= Document =
:::::
Re: I am a sex offender father please help me

Post by oneafter900 » Wed Jul 21, 2021 1:25 am

I started this thread over 5 years ago - anyone fancy an update?

Its now 3 years since the family court made an indefinite supervised order and therefore i’ve been assisted every Sunday by my parents at their family home. I moved out finally last year and have my own place and am currently trying to renovate it up to standard in the hope that my kids will be able to spend time here with me eventually.

Its a massive burden on my parents especially when my ex expects us to have the kids for days during school holidays etc, id happily do it on my own but its a bit much to impose on my mum (whos now mid 70s) especially on top of what they already do and it creates a massively anxious atmosphere at times that upsets us all.

My daughter especially has been asking when she can spend time with me at my house and really she must wonder what the hell is going on and why my mum has to always be chaperoning. Its too late now for them to forget this period of their lives even if things change.
:::::
(Dataset excerpt)
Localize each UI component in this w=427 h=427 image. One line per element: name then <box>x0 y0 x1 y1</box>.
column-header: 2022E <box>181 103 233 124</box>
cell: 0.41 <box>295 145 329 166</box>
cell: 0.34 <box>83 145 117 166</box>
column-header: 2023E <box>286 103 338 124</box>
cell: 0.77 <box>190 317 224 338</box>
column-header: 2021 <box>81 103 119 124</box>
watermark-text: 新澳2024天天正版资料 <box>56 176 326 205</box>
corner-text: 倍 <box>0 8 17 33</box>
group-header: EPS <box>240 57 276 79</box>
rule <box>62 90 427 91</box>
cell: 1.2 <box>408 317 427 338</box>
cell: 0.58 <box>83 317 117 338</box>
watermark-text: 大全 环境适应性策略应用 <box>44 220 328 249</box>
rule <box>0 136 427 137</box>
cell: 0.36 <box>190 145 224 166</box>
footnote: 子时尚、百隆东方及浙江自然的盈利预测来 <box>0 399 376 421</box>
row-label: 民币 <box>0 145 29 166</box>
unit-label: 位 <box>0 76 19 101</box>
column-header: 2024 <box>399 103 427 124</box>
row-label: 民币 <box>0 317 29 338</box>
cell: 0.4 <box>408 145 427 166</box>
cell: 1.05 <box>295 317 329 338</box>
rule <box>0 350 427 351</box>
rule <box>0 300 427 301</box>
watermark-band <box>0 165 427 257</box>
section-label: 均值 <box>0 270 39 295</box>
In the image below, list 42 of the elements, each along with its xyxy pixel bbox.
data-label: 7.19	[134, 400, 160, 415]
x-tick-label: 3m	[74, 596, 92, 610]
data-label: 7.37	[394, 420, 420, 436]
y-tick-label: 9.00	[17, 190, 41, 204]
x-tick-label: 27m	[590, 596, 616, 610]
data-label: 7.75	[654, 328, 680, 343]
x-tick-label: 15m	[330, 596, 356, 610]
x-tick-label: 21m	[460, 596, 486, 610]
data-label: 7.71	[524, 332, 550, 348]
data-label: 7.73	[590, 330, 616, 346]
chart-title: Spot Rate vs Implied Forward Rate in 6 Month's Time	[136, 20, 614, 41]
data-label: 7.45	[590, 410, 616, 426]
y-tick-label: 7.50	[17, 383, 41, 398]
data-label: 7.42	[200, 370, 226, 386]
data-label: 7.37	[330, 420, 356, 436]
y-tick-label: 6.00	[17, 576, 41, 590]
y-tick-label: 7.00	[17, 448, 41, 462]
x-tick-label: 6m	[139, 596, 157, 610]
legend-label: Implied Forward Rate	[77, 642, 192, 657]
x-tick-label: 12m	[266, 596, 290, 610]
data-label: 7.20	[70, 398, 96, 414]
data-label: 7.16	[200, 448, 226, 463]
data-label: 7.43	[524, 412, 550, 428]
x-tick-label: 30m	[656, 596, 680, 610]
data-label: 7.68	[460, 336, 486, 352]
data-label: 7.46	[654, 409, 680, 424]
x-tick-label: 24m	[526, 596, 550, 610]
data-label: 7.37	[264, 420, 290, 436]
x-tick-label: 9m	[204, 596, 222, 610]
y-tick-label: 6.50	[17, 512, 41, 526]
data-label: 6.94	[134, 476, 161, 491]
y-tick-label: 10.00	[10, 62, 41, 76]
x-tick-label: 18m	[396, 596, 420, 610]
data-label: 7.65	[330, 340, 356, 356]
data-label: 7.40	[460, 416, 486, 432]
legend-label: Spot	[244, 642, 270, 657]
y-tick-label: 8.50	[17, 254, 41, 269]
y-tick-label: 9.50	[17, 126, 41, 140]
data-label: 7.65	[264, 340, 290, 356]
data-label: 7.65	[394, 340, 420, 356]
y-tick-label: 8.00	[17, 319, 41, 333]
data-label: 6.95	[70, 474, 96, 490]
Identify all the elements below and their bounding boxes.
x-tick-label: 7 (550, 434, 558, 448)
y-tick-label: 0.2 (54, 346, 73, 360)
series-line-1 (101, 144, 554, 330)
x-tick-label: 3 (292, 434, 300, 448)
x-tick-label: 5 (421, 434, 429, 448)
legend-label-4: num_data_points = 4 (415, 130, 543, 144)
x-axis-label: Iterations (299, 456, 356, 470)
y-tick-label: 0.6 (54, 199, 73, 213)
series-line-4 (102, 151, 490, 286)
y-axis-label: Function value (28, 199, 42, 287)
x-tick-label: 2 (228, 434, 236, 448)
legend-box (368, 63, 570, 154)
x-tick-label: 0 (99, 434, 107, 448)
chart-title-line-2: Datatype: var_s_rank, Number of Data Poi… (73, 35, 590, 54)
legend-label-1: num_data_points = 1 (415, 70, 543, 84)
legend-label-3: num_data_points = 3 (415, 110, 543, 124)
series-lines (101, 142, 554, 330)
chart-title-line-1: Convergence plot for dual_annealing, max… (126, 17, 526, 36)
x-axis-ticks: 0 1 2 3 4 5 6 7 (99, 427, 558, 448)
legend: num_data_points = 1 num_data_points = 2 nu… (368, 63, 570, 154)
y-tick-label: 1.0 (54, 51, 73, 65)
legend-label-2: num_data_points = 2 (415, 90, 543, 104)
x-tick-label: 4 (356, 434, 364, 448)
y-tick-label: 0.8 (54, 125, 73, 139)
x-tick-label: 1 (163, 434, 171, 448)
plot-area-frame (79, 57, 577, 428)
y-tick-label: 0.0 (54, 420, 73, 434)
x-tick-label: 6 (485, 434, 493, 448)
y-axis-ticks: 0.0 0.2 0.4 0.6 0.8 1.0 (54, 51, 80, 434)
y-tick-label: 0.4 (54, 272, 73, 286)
:::::
= What is asked =
[A] In the forum post, quote the passage from "I started this" up to and including "with me eventually.".
[B] For each statement, answer yes or no according to the forum post, and quote the words that decide it: (i) The family court's order is both supervised and indefinite. (ii) The writer still lives in the parents' home. (iii) The writer's mother is in her mid 60s.
None of this material is used.

= Per-task outputs =
[A]
I started this thread over 5 years ago - anyone fancy an update?

Its now 3 years since the family court made an indefinite supervised order and therefore i’ve been assisted every Sunday by my parents at their family home. I moved out finally last year and have my own place and am currently trying to renovate it up to standard in the hope that my kids will be able to spend time here with me eventually.

[B]
(i) Yes: "the family court made an indefinite supervised order"
(ii) No: "I moved out finally last year and have my own place"
(iii) No: "my mum (whos now mid 70s)"